# Work to do
Please give each non-blank line of the records below as one string in a JSON list, leaving the pictures out of the answer.
= = = =
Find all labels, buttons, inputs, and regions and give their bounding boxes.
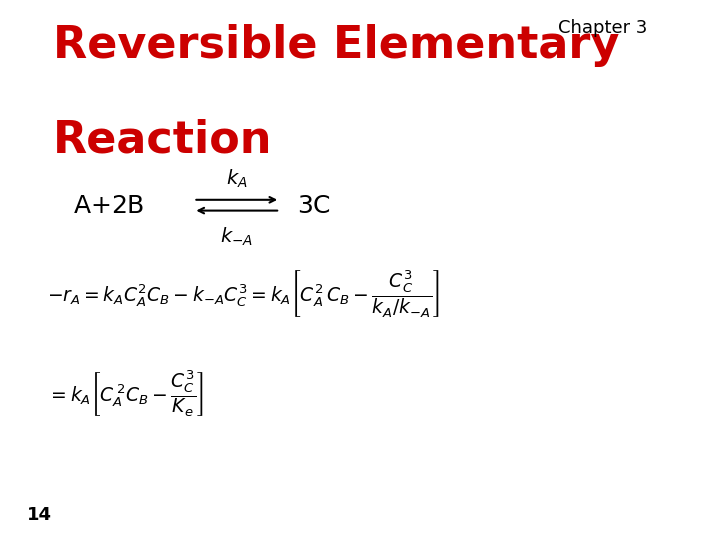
Text: $\mathrm{A{+}2B}$: $\mathrm{A{+}2B}$	[73, 194, 145, 218]
Text: $= k_A \left[ C_A^{\,2} C_B - \dfrac{C_C^3}{K_e} \right]$: $= k_A \left[ C_A^{\,2} C_B - \dfrac{C_C…	[47, 369, 204, 419]
Text: 14: 14	[27, 506, 52, 524]
Text: Chapter 3: Chapter 3	[557, 19, 647, 37]
Text: $k_A$: $k_A$	[226, 168, 248, 190]
Text: Reaction: Reaction	[53, 119, 273, 162]
Text: $\mathrm{3C}$: $\mathrm{3C}$	[297, 194, 330, 218]
Text: $k_{-A}$: $k_{-A}$	[220, 226, 253, 248]
Text: Reversible Elementary: Reversible Elementary	[53, 24, 620, 68]
FancyBboxPatch shape	[0, 0, 672, 540]
Text: $-r_A = k_A C_A^2 C_B - k_{-A} C_C^3 = k_A \left[ C_A^2\, C_B - \dfrac{C_C^3}{k_: $-r_A = k_A C_A^2 C_B - k_{-A} C_C^3 = k…	[47, 269, 439, 320]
= = = =
# Reply
[
  "Find all labels, buttons, inputs, and regions and give their bounding boxes.",
  "Text: $\\mathrm{A{+}2B}$: $\\mathrm{A{+}2B}$\t[73, 194, 145, 218]",
  "Text: $= k_A \\left[ C_A^{\\,2} C_B - \\dfrac{C_C^3}{K_e} \\right]$: $= k_A \\left[ C_A^{\\,2} C_B - \\dfrac{C_C…\t[47, 369, 204, 419]",
  "Text: 14: 14\t[27, 506, 52, 524]",
  "Text: Chapter 3: Chapter 3\t[557, 19, 647, 37]",
  "Text: $k_A$: $k_A$\t[226, 168, 248, 190]",
  "Text: Reaction: Reaction\t[53, 119, 273, 162]",
  "Text: $\\mathrm{3C}$: $\\mathrm{3C}$\t[297, 194, 330, 218]",
  "Text: $k_{-A}$: $k_{-A}$\t[220, 226, 253, 248]",
  "Text: Reversible Elementary: Reversible Elementary\t[53, 24, 620, 68]",
  "FancyBboxPatch shape\t[0, 0, 672, 540]",
  "Text: $-r_A = k_A C_A^2 C_B - k_{-A} C_C^3 = k_A \\left[ C_A^2\\, C_B - \\dfrac{C_C^3}{k_: $-r_A = k_A C_A^2 C_B - k_{-A} C_C^3 = k…\t[47, 269, 439, 320]"
]